◆ Supplied passage
⟨
US 4107502 A
A microwave oven equipped with a rotary table or turntable includes a heating chamber whose rear wall is formed into a concave shape of semi-circular cross section approximately concentric with a rotational center of the rotary table to eliminate any idle space at corner portions in the heating chamber for providing an economical microwave oven of compact size, and also to prevent the rotary table from being locked by a large object to be heated which may be caught by the corner portions during rotation, with the simultaneous elimination of damage to an observation window due to spark discharge arising from a metallic material included in the object, and with the further improvement of uniform heating within the heating chamber.
1. A microwave oven comprising:
an oven defining structure;
a heating cavity within said oven defining structure, said heating cavity being defined by a base plate, a top wall, a front wall having an access opening therein, a pair of spaced substantially planar side walls, and a concave rear wall having a semi-circular cross-sectional configuration, said concave rear wall smoothly joining said side walls so that said rear wall and side walls together form a continuous wall member of U-shaped configuration;
door means for selectively opening and closing said access opening in said front wall;
means for supplying microwave energy into said heating cavity; and
rotary table means of approximately circular shape, mounted within said heating cavity for rotation about a rotational axis, for receiving an object to be heated, said rotary table means being positioned within said heating cavity such that said semi-circular rear wall is concentric with said rotational axis.
2. A microwave oven as claimed in claim 1, wherein said base plate has therein a circular recess, said rotary table means being rotatably mounted within said recess.
3. A microwave oven as claimed in claim 2, further comprising a rotary member rotatably positioned adjacent the bottom surface of said recess in said base plate, said rotary member being provided with magnetic coupling means for rotatably driving said rotary table means upon rotation of said rotary member, said base plate being formed of a non-magnetic material, and said walls being formed of magnetic material.
4. A microwave oven as claimed in claim 1, wherein said side walls and said rear wall are integrally formed as a single member.
5. A microwave oven as claimed in claim 1, wherein said door means has therein an observation window, and the radius of curvature of said semi-circular rear wall is less than the distance between said rotational axis of said rotary table means the inner surface of said observation window.
The present invention relates to a high frequency heating apparatus and more particularly, to a microwave oven or electronic oven equipped with a rotary table or turntable for placing an object to be heated thereon.
A microwave oven which is now widely used essentially includes an oven-defining structure preferably of double wall construction provided therein with a heating cavity or heating chamber having a hingedly supported door which is adapted to selectively open and close an access opening formed at one side of the oven defining structure, and a magnetron assembly for generating high frequency energy so as to heat an object or food material placed within the heating cavity based on the principle of dielectric heating. Some known microwave ovens are further provided with rotary tables or turntables within the heating chambers for rotation together with the objects or food material mounted thereon so that the degree of heating for such objects is made uniform by causing them to move within the heating chambers.
⟩
◆ Record excerpts
⟨
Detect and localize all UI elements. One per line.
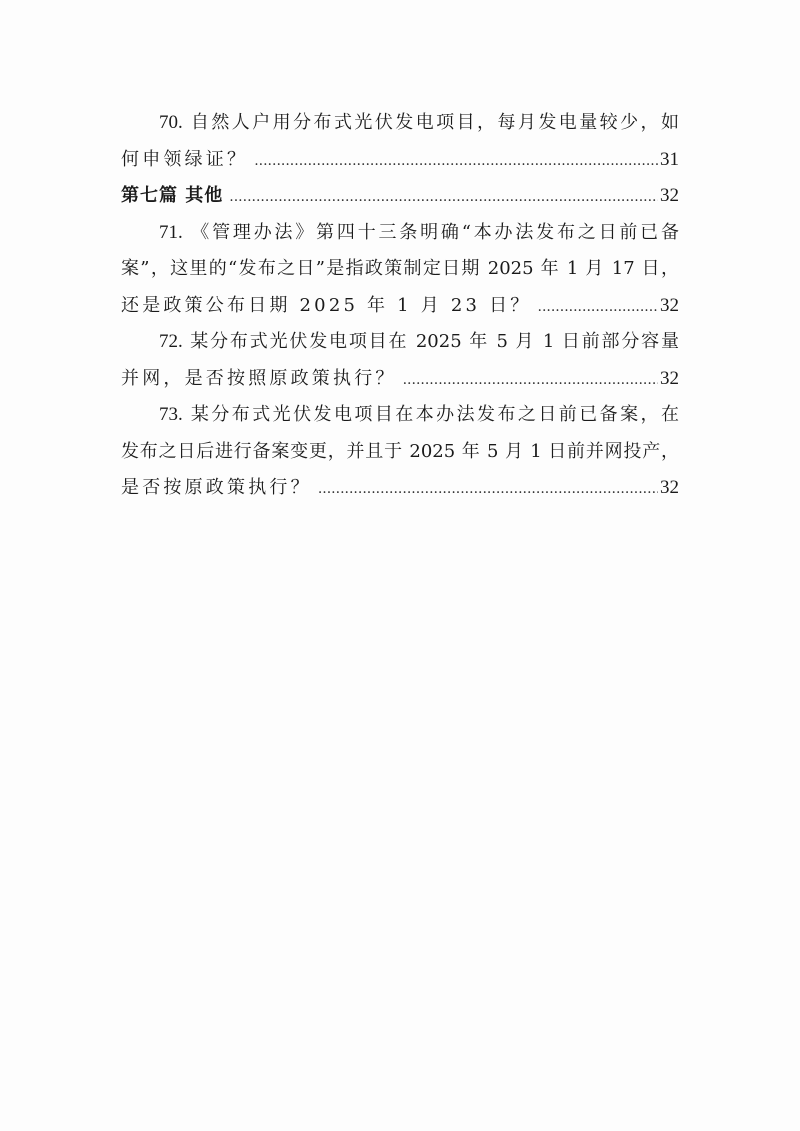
- toc-entry-73-line-1: 73. 某分布式光伏发电项目在本办法发布之日前已备案，在: [121, 397, 679, 434]
- page-number: 32: [660, 178, 679, 215]
- toc-entry-72-line-1: 72. 某分布式光伏发电项目在 2025 年 5 月 1 日前部分容量: [121, 324, 679, 361]
- table-of-contents: 70. 自然人户用分布式光伏发电项目，每月发电量较少，如 何申领绿证？ 31 第…: [121, 105, 679, 507]
- dot-leader: [318, 471, 658, 508]
- toc-entry-71-line-3: 还是政策公布日期 2025 年 1 月 23 日？ 32: [121, 288, 679, 325]
- toc-section-line: 第七篇 其他 32: [121, 178, 679, 215]
- toc-entry-70-line-1: 70. 自然人户用分布式光伏发电项目，每月发电量较少，如: [121, 105, 679, 142]
- toc-entry-title-cont: 何申领绿证？: [121, 142, 248, 179]
- toc-entry-title-cont: 并网，是否按照原政策执行？: [121, 361, 397, 398]
- toc-entry-number: 72.: [159, 331, 183, 352]
- toc-entry-71-line-1: 71. 《管理办法》第四十三条明确“本办法发布之日前已备: [121, 215, 679, 252]
- toc-section-part-7[interactable]: 第七篇 其他 32: [121, 178, 679, 215]
- toc-entry-73-line-2: 发布之日后进行备案变更，并且于 2025 年 5 月 1 日前并网投产，: [121, 434, 679, 471]
- toc-entry-title-cont: 发布之日后进行备案变更，并且于 2025 年 5 月 1 日前并网投产，: [121, 441, 679, 462]
- dot-leader: [403, 362, 658, 399]
- document-page: 70. 自然人户用分布式光伏发电项目，每月发电量较少，如 何申领绿证？ 31 第…: [0, 0, 800, 1131]
- page-number: 31: [660, 142, 679, 179]
- toc-entry-number: 73.: [159, 404, 183, 425]
- toc-entry-73[interactable]: 73. 某分布式光伏发电项目在本办法发布之日前已备案，在 发布之日后进行备案变更…: [121, 397, 679, 507]
- toc-entry-title-cont: 是否按原政策执行？: [121, 470, 312, 507]
- dot-leader: [254, 143, 658, 180]
- page-number: 32: [660, 470, 679, 507]
- toc-entry-title: 某分布式光伏发电项目在本办法发布之日前已备案，在: [191, 404, 679, 425]
- toc-entry-title: 某分布式光伏发电项目在 2025 年 5 月 1 日前部分容量: [190, 331, 679, 352]
- toc-entry-title-cont: 还是政策公布日期 2025 年 1 月 23 日？: [121, 288, 532, 325]
- toc-entry-72-line-2: 并网，是否按照原政策执行？ 32: [121, 361, 679, 398]
- dot-leader: [229, 179, 658, 216]
- toc-entry-title-cont: 案”，这里的“发布之日”是指政策制定日期 2025 年 1 月 17 日，: [121, 258, 679, 279]
- toc-entry-73-line-3: 是否按原政策执行？ 32: [121, 470, 679, 507]
- toc-entry-number: 70.: [159, 112, 183, 133]
- toc-entry-number: 71.: [159, 222, 183, 243]
- toc-entry-title: 自然人户用分布式光伏发电项目，每月发电量较少，如: [191, 112, 679, 133]
- section-heading: 第七篇 其他: [121, 178, 223, 215]
- toc-entry-70-line-2: 何申领绿证？ 31: [121, 142, 679, 179]
- toc-entry-72[interactable]: 72. 某分布式光伏发电项目在 2025 年 5 月 1 日前部分容量 并网，是…: [121, 324, 679, 397]
- toc-entry-70[interactable]: 70. 自然人户用分布式光伏发电项目，每月发电量较少，如 何申领绿证？ 31: [121, 105, 679, 178]
- dot-leader: [538, 289, 659, 326]
- page-number: 32: [660, 288, 679, 325]
- page-number: 32: [660, 361, 679, 398]
- toc-entry-title: 《管理办法》第四十三条明确“本办法发布之日前已备: [191, 222, 679, 243]
- toc-entry-71[interactable]: 71. 《管理办法》第四十三条明确“本办法发布之日前已备 案”，这里的“发布之日…: [121, 215, 679, 325]
- toc-entry-71-line-2: 案”，这里的“发布之日”是指政策制定日期 2025 年 1 月 17 日，: [121, 251, 679, 288]
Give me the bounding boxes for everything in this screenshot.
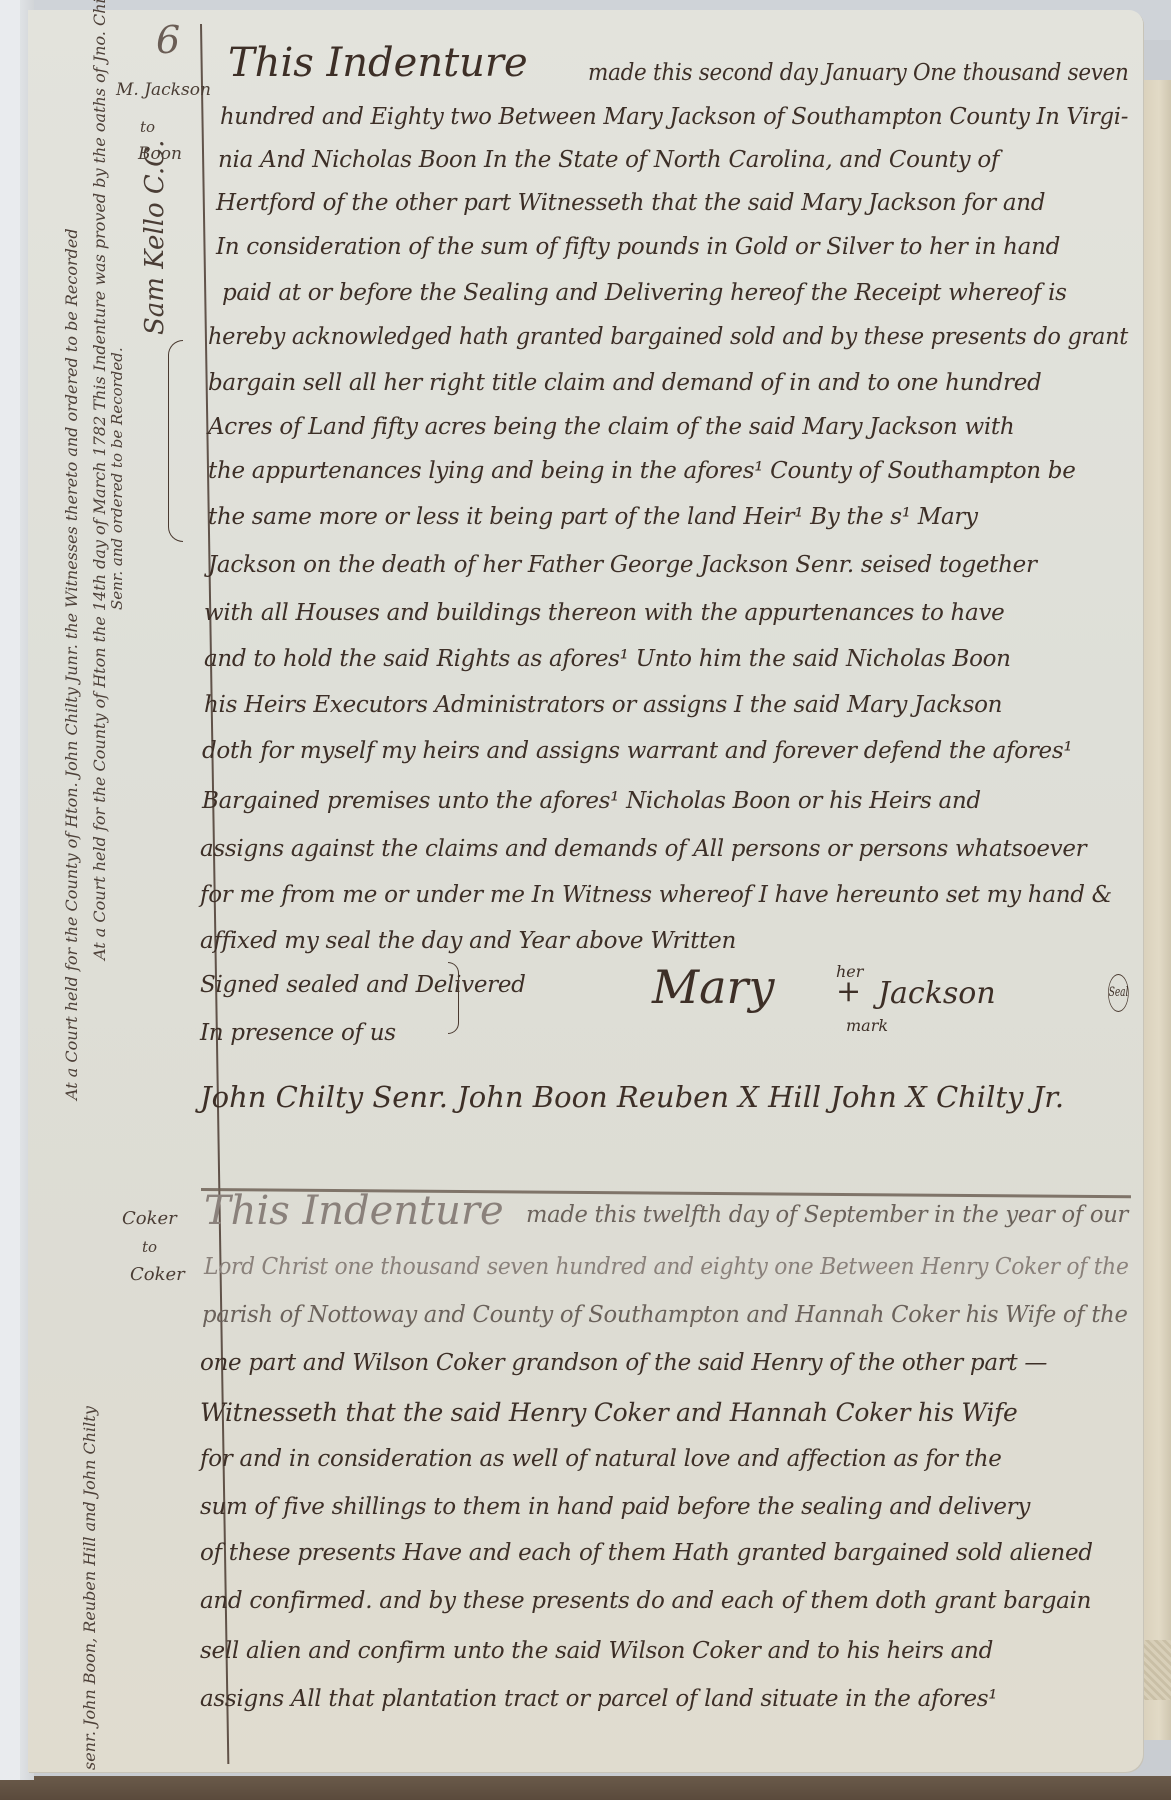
margin-recording-note-2b: senr. John Boon, Reuben Hill and John Ch… <box>80 1406 99 1770</box>
indenture-1-line: In consideration of the sum of fifty pou… <box>216 234 1060 260</box>
deed-page: 6 M. Jackson to Boon At a Court held for… <box>28 10 1143 1772</box>
indenture-2-line: one part and Wilson Coker grandson of th… <box>200 1350 1047 1376</box>
indenture-1-line: nia And Nicholas Boon In the State of No… <box>218 147 999 173</box>
seal-icon: Seal <box>1108 974 1129 1012</box>
grantor-signature-first: Mary <box>652 960 775 1014</box>
attestation-signed: Signed sealed and Delivered <box>200 972 526 998</box>
indenture-1-line: affixed my seal the day and Year above W… <box>200 928 736 954</box>
margin-index-grantor: M. Jackson <box>116 80 211 100</box>
margin-index-second-grantor: Coker <box>122 1208 177 1229</box>
indenture-2-line: parish of Nottoway and County of Southam… <box>202 1302 1128 1328</box>
indenture-1-line: for me from me or under me In Witness wh… <box>200 882 1112 908</box>
binding-cloth <box>1141 1640 1171 1700</box>
indenture-1-heading: This Indenture <box>228 40 528 86</box>
clerk-bracket <box>168 340 183 542</box>
indenture-1-line: Jackson on the death of her Father Georg… <box>208 552 1037 578</box>
indenture-1-line: bargain sell all her right title claim a… <box>208 370 1041 396</box>
grantor-mark-label: mark <box>846 1016 888 1035</box>
margin-recording-note-1b: Senr. and ordered to be Recorded. <box>108 347 126 610</box>
witnesses-line: John Chilty Senr. John Boon Reuben X Hil… <box>200 1080 1064 1114</box>
indenture-1-line: Acres of Land fifty acres being the clai… <box>208 414 1014 440</box>
indenture-1-line: with all Houses and buildings thereon wi… <box>204 600 1004 626</box>
indenture-1-line: his Heirs Executors Administrators or as… <box>204 692 1002 718</box>
attestation-brace <box>448 962 459 1034</box>
margin-index-to: to <box>140 118 155 136</box>
margin-recording-note-1: At a Court held for the County of Hton t… <box>90 0 109 960</box>
margin-index-second-to: to <box>142 1238 157 1256</box>
indenture-2-line: and confirmed. and by these presents do … <box>200 1588 1091 1614</box>
indenture-1-line: Hertford of the other part Witnesseth th… <box>216 190 1045 216</box>
indenture-2-line: made this twelfth day of September in th… <box>526 1202 1128 1228</box>
margin-index-second-grantee: Coker <box>130 1264 185 1285</box>
indenture-2-heading: This Indenture <box>204 1188 504 1234</box>
grantor-signature-last: Jackson <box>878 976 996 1011</box>
indenture-2-line: Witnesseth that the said Henry Coker and… <box>200 1398 1018 1427</box>
indenture-2-line: for and in consideration as well of natu… <box>200 1446 1002 1472</box>
clerk-signature: Sam Kello C.C. <box>140 140 170 335</box>
indenture-2-line: sum of five shillings to them in hand pa… <box>200 1494 1030 1520</box>
table-surface <box>0 1776 1171 1800</box>
margin-recording-note-2: At a Court held for the County of Hton. … <box>62 228 81 1100</box>
indenture-1-line: paid at or before the Sealing and Delive… <box>222 280 1067 306</box>
book-binding-edge <box>1141 80 1171 1740</box>
indenture-2-line: of these presents Have and each of them … <box>200 1540 1093 1566</box>
indenture-1-line: doth for myself my heirs and assigns war… <box>202 738 1072 764</box>
indenture-1-line: Bargained premises unto the afores¹ Nich… <box>202 788 981 814</box>
indenture-1-line: and to hold the said Rights as afores¹ U… <box>204 646 1011 672</box>
indenture-1-line: the same more or less it being part of t… <box>208 504 978 530</box>
attestation-presence: In presence of us <box>200 1020 396 1046</box>
indenture-1-line: assigns against the claims and demands o… <box>200 836 1086 862</box>
indenture-2-line: sell alien and confirm unto the said Wil… <box>200 1638 993 1664</box>
indenture-1-line: the appurtenances lying and being in the… <box>208 458 1076 484</box>
indenture-2-line: assigns All that plantation tract or par… <box>200 1686 997 1712</box>
indenture-2-line: Lord Christ one thousand seven hundred a… <box>204 1254 1129 1280</box>
page-number-mark: 6 <box>156 18 180 62</box>
indenture-1-line: hereby acknowledged hath granted bargain… <box>208 324 1128 350</box>
indenture-1-line: made this second day January One thousan… <box>588 60 1129 86</box>
grantor-mark-cross: + <box>836 974 861 1009</box>
indenture-1-line: hundred and Eighty two Between Mary Jack… <box>220 104 1128 130</box>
⟩
◆ Tasks and exercises
1) Decide whether each statement agrees with the microwave oven patent, answering yes or no and quoting the deciding words: (a) The rear wall of the heating cavity is flat. (b) In claim 3, the base plate is made of a non-magnetic material. (c) Claim 4 has the side walls and rear wall formed as a single member.
2) In the microwave oven patent, what does the magnetron assembly generate?
3) Write the next part of the microwave oven patent, picking up after its final sentence.

◆ Answer list
1)
(a) No: "a concave rear wall having a semi-circular cross-sectional configuration"
(b) Yes: "said base plate being formed of a non-magnetic material"
(c) Yes: "said side walls and said rear wall are integrally formed as a single member"

2) High frequency energy.

3)
Conventionally, it has been a general practice to provide most microwave ovens with heating chambers of a rectangular hexahedral shape, i.e., rectangular cubic six-walled, box-like configuration, irrespective of the presence of rotary tables, mainly because of the fact that the heating chamber of the rectangular hexahedral shape as described above is advantageous, particularly when the microwave oven is not provided with the rotary table, in that such a heating chamber is readily processed during the manufacture of the microwave oven, while the space within the heating chamber is appreciably increased for efficient use of the microwave oven. The conventional heating chamber of the above described configuration, however, is not necessarily best suited to a microwave oven equipped with the rotary table, since the corner portions at the rear of the heating chamber tend to be idle space with respect to the rotary table, and result in such inconveniences in some cases that the object or food material to be heated may be caught at such corner portions and lock or prevent the rotary table from rotation, thus resulting in burning up the driving source, in the worst case. Furthermore, in the conventional arrangement as described above, especially when a metallic spit or skewer is employed for spitting the food material to be heated, for example, in a barbecue cooking, such a spit mounted on the rotary table together with the food material tends to be brought extremely close to or into contact with walls defining the heating chamber or an inner surface of the door for the heating chamber, to generate an intensive electrical spark discharge therebetween during rotation of the rotary table. Particularly, the door is provide with an observation window formed, for example, by holding a punched metal sheet or wire netting between a transparent plate of synthetic resin and a reinforced glass plate for permitting the food material to be readily observed therethrough during cooking and also for preventing leakage of high frequency energy, and if such a metallic spit is brought close to or into contact with the observation window within the heating chamber during cooking, there is the danger that the glass plate will be damaged or wire netting will be broken due to spark discharge arising from the concentration of a high frequency electric field thereat.
In order to overcome the disadvantages as described above, there has conventionally been proposed, for example, by U.S. Pat. No. 3,467,803, a microwave oven in which the heating chamber is formed into a semi-spherical shape. The above prior art microwave oven, however, has such a disadvantage that when a rotary table is disposed therein, it is impossible to rotate the rotary table smoothly if a tall object or food material to be heated is placed close to the peripheral edge of the rotary table, and therefore, such high objects to be heated must undesirably be placed adjacent to the central portion of the rotary table, and thus the effect of uniformly heating the object through the employment of the rotary table is reduced to a large extent.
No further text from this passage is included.